Rows from a dataset:

☆ ☆ ☆ ☆

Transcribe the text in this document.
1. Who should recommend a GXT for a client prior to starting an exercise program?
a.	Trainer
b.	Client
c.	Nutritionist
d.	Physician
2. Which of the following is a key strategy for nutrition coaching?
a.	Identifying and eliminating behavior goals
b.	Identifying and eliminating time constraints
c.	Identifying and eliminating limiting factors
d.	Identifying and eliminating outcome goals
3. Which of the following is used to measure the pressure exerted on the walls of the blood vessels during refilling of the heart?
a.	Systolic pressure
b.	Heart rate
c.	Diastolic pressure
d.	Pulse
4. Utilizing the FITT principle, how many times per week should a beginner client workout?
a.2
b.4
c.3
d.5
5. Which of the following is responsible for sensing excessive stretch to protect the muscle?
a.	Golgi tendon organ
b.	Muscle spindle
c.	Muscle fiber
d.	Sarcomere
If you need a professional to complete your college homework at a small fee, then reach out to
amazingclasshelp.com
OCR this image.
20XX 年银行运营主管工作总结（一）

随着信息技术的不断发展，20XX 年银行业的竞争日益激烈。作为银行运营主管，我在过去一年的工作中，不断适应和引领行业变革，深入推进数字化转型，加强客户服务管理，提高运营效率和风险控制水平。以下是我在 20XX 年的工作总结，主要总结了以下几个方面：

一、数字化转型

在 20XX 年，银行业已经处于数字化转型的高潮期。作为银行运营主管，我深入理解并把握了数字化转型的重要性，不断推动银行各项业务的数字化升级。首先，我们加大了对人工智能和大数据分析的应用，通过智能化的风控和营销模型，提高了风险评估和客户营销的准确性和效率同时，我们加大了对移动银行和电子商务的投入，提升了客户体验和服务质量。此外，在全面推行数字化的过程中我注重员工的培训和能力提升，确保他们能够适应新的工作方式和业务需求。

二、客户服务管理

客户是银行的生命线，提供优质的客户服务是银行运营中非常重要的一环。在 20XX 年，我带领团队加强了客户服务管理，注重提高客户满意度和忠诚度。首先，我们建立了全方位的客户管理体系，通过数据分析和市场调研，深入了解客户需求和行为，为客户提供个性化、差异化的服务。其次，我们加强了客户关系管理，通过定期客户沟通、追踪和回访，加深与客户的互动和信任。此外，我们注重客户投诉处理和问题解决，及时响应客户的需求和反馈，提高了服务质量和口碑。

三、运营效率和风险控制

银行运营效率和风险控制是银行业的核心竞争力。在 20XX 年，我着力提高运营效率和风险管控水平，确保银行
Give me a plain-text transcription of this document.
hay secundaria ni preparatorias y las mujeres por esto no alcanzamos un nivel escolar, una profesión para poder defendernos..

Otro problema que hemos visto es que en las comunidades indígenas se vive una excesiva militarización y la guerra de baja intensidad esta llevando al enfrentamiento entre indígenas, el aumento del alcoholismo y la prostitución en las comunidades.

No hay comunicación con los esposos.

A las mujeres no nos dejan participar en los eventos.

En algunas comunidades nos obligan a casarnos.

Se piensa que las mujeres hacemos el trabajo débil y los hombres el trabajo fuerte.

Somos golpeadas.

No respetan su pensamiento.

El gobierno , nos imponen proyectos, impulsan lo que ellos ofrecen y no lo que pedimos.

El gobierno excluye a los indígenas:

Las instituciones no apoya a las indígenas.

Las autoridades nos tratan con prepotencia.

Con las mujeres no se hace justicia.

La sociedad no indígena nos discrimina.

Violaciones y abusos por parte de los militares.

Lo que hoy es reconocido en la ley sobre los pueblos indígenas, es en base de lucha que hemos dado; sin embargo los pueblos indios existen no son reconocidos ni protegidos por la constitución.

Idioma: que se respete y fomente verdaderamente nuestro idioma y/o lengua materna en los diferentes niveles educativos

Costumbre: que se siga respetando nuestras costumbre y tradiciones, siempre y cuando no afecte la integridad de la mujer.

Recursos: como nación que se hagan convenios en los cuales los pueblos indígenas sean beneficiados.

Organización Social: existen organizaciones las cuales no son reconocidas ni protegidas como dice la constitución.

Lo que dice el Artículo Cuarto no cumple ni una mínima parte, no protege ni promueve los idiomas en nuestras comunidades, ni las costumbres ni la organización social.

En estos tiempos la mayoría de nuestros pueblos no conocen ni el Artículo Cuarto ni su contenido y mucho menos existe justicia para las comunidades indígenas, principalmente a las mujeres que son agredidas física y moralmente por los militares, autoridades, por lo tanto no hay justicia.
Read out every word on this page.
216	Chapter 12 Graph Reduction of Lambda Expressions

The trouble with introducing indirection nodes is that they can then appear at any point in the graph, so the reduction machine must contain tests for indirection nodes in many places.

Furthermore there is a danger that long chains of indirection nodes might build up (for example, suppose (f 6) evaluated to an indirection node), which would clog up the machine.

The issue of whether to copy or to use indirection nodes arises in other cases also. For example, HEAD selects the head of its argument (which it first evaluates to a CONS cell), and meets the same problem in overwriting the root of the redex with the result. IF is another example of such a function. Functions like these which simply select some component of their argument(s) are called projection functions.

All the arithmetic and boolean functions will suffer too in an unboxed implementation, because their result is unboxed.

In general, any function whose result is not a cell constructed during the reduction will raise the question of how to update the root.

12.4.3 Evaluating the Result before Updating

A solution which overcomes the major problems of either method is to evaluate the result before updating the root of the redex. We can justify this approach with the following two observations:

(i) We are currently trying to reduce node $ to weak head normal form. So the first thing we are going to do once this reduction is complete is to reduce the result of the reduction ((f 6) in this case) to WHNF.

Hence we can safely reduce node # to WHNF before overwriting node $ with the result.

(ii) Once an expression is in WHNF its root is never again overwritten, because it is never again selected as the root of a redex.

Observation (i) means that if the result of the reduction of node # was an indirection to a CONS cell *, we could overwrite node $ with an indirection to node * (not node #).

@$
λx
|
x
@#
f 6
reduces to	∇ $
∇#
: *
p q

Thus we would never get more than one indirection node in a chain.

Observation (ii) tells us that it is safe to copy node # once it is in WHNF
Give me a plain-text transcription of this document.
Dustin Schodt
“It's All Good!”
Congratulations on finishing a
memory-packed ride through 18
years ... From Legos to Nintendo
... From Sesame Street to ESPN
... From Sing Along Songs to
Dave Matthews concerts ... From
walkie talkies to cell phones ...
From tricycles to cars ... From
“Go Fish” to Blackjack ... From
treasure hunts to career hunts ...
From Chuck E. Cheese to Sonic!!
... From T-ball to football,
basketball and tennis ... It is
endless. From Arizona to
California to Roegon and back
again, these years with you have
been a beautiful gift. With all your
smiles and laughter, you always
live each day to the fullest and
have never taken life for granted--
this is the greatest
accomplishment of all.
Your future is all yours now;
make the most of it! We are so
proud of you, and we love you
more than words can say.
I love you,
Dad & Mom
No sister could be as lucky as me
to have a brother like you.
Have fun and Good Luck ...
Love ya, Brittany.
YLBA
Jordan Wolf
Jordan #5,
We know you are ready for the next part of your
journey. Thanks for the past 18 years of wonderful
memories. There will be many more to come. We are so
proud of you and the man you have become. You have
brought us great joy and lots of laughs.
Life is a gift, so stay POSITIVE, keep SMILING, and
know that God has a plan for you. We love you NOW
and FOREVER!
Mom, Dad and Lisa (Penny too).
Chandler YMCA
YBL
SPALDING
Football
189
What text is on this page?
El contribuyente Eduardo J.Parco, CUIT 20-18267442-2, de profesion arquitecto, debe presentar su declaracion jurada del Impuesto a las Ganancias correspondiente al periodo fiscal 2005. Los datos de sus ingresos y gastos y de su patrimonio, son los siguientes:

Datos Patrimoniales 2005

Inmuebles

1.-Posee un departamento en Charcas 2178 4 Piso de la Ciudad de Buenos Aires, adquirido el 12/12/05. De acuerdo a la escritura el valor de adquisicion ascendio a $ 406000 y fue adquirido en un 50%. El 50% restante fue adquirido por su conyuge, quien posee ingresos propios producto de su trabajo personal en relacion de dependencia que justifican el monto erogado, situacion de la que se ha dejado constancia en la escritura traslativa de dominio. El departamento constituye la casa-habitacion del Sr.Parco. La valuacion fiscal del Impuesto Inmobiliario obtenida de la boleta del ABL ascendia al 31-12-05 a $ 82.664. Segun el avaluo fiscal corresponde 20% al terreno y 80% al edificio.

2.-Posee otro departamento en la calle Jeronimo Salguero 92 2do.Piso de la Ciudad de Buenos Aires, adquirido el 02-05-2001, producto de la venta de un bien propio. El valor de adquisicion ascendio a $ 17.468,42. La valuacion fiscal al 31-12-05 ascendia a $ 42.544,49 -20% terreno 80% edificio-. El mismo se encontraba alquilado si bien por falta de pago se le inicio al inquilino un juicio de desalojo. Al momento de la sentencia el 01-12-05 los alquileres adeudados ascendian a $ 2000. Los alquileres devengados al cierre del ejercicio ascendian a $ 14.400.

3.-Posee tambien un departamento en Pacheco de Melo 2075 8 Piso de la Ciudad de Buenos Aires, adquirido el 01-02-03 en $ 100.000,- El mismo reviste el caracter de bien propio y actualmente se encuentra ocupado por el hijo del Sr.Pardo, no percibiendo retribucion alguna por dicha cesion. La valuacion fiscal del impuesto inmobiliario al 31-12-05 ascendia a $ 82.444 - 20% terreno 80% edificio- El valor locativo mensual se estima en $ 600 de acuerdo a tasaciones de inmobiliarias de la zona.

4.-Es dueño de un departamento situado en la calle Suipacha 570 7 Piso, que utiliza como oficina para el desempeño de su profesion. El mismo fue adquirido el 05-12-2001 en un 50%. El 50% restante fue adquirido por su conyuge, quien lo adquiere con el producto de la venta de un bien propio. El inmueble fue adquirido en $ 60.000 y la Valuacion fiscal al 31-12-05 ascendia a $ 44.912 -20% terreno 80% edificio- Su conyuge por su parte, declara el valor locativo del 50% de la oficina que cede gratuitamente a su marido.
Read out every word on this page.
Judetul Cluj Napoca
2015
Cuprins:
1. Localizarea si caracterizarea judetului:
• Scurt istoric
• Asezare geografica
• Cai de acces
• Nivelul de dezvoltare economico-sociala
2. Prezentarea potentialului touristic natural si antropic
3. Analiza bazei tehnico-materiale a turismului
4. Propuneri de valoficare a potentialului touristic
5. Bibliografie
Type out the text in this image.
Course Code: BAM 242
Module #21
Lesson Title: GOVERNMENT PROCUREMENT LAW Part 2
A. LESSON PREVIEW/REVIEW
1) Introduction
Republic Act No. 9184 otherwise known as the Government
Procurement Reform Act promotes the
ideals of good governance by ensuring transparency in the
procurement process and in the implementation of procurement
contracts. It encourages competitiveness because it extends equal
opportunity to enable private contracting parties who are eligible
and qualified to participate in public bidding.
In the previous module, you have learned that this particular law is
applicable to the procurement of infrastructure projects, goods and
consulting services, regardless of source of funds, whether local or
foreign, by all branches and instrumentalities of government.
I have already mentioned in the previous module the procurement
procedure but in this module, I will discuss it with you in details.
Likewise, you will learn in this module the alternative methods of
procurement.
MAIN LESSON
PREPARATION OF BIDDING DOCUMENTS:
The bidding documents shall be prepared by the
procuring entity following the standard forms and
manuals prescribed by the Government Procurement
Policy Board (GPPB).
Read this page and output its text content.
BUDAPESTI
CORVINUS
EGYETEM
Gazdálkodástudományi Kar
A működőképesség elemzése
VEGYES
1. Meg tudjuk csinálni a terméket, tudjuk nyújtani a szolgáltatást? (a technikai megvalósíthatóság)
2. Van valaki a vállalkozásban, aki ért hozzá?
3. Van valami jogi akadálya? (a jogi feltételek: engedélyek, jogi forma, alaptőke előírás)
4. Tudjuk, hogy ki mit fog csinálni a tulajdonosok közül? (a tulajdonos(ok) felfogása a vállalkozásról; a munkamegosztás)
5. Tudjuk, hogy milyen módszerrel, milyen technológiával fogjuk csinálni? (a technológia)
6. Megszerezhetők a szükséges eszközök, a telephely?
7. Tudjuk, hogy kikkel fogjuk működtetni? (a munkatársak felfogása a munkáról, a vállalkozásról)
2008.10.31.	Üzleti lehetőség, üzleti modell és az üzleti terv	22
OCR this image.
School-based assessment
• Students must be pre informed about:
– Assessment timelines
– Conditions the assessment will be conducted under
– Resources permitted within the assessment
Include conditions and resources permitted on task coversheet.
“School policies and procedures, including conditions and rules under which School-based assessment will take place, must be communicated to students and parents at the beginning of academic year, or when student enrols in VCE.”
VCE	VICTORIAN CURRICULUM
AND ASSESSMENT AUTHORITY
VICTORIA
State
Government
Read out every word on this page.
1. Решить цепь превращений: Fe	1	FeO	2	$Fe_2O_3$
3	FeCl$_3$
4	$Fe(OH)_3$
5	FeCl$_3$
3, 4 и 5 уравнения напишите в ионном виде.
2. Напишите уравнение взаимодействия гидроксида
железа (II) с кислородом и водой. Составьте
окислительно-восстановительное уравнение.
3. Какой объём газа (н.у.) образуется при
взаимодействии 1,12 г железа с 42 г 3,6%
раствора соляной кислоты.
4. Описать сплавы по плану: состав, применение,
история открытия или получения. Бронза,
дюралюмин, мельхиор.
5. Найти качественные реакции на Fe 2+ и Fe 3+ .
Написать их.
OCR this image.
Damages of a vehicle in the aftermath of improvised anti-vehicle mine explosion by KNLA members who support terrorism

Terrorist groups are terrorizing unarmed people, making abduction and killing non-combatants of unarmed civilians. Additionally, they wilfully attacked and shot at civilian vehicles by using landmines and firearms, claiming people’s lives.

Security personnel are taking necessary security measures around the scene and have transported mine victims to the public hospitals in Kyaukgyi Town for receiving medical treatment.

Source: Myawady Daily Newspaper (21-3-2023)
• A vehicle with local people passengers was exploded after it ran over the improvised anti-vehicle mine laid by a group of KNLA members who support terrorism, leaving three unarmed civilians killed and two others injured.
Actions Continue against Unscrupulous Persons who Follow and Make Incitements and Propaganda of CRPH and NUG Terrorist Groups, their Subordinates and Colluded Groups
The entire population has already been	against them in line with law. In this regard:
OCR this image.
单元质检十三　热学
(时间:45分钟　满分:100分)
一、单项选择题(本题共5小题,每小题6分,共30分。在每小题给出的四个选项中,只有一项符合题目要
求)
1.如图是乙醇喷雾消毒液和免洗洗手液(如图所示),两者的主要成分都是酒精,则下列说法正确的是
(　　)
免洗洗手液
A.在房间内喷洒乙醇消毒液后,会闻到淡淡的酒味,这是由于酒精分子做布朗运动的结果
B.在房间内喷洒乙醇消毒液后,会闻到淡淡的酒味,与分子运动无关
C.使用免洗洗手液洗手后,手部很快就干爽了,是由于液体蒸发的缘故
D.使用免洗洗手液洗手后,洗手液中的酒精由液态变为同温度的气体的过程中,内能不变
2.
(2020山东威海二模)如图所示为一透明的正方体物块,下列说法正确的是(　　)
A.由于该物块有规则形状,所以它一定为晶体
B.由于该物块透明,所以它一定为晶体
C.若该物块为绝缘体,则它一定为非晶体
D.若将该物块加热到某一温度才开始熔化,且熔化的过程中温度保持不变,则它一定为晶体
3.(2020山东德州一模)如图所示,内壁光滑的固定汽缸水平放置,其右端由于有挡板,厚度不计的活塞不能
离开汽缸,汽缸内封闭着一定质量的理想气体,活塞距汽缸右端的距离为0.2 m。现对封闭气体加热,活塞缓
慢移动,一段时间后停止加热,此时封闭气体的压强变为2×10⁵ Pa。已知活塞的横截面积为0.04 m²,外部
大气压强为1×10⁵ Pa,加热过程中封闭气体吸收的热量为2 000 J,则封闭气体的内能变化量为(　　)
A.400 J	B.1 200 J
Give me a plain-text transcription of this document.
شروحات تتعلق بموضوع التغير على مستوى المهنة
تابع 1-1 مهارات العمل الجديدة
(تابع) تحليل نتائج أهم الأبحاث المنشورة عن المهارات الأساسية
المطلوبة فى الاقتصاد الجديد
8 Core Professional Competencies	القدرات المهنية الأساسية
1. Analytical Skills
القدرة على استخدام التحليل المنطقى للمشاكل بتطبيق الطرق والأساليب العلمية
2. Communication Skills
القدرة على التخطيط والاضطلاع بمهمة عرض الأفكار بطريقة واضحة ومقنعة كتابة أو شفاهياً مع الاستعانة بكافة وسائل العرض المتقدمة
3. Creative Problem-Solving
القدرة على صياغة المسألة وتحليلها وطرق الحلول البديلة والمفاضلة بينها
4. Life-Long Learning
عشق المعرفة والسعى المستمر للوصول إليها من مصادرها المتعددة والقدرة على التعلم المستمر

☆ ☆ ☆ ☆

TO BE DONE:
How many lines in the records above contain the word "vállalkozásról"? Reply with the number alone.

FULL OUTPUT:
2